- Work to do:
Answer with nothing but a number: how many lines include the word "code"?

>> Start Input data

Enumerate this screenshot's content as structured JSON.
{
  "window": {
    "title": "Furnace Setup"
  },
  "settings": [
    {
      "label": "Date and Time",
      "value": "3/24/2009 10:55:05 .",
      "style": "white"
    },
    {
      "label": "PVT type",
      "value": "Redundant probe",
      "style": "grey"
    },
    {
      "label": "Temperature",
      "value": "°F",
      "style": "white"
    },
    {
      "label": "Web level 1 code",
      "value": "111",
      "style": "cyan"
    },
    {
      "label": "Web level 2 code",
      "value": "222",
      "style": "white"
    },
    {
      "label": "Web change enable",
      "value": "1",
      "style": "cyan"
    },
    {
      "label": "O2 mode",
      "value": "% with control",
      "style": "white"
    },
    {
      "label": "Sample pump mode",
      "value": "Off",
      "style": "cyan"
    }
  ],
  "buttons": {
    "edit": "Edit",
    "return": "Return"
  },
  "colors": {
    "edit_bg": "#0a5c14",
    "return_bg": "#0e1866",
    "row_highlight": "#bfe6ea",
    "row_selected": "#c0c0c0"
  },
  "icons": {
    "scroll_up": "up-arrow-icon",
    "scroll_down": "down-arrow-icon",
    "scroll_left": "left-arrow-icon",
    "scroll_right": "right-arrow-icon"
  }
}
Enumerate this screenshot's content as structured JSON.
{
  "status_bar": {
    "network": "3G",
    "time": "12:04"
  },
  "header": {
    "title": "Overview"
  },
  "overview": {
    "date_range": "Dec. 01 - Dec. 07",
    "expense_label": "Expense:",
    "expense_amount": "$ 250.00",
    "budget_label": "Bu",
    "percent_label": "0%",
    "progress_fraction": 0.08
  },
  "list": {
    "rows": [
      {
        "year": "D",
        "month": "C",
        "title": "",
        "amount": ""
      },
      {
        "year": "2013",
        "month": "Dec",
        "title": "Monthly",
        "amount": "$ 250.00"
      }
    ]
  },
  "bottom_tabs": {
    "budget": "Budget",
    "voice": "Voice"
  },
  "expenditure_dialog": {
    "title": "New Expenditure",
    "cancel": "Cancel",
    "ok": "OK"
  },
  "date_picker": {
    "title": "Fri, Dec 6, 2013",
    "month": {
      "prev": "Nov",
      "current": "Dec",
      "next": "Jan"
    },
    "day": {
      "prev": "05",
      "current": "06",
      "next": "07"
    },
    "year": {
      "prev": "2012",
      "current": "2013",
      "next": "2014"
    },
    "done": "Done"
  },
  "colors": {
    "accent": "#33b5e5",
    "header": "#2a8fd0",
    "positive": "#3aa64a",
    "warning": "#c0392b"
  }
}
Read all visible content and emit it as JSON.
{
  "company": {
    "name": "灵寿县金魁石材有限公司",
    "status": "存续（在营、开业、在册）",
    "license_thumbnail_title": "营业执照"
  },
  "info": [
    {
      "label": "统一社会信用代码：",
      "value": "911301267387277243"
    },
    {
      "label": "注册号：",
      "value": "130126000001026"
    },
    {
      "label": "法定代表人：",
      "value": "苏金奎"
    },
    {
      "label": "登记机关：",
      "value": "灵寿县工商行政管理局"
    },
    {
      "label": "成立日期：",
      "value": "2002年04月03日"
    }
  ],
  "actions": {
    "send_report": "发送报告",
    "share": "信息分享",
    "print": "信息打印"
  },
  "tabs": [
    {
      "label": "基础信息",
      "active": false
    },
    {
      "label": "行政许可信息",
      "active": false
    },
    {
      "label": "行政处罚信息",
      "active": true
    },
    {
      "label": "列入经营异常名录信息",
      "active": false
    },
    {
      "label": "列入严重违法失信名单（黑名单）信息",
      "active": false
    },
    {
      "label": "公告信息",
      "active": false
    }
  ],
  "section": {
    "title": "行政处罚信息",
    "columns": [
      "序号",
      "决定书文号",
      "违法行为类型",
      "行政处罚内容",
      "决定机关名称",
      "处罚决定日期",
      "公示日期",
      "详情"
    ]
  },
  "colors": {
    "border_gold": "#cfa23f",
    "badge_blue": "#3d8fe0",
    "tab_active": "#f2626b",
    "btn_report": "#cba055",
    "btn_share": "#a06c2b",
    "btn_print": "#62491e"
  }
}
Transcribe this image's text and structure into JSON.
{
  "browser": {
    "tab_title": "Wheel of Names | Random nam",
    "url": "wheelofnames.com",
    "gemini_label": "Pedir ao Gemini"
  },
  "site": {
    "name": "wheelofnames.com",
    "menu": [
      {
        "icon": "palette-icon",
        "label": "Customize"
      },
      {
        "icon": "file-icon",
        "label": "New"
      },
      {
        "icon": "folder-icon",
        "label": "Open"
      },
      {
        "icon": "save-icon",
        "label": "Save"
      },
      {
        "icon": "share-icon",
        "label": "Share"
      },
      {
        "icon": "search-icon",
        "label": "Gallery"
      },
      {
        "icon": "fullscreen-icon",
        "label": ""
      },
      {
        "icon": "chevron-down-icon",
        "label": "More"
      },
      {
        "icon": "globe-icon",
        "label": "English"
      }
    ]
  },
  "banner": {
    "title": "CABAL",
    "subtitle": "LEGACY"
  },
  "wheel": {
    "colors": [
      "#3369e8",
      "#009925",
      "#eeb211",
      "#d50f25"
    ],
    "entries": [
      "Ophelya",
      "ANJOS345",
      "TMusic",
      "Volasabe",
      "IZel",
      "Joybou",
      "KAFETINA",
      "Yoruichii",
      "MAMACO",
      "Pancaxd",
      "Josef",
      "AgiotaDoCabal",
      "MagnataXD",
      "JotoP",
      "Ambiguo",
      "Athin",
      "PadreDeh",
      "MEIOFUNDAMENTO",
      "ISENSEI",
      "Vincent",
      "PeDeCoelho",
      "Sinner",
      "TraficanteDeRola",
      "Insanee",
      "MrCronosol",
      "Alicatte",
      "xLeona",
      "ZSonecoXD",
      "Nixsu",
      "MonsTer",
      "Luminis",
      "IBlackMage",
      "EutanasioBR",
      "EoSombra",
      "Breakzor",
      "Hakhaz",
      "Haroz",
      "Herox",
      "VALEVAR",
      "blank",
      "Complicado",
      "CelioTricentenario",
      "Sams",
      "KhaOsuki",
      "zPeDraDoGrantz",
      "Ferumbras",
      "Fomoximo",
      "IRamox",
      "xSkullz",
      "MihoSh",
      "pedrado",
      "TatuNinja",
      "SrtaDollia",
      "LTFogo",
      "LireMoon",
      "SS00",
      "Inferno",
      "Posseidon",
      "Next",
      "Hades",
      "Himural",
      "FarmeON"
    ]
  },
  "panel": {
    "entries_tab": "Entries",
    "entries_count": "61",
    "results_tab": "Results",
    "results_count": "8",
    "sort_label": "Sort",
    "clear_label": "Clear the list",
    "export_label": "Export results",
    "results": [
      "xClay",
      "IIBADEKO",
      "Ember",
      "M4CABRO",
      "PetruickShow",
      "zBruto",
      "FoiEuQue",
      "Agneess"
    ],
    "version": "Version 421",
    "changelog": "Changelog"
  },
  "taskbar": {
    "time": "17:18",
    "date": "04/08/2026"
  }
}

>> End Input data

- Worked solution:
2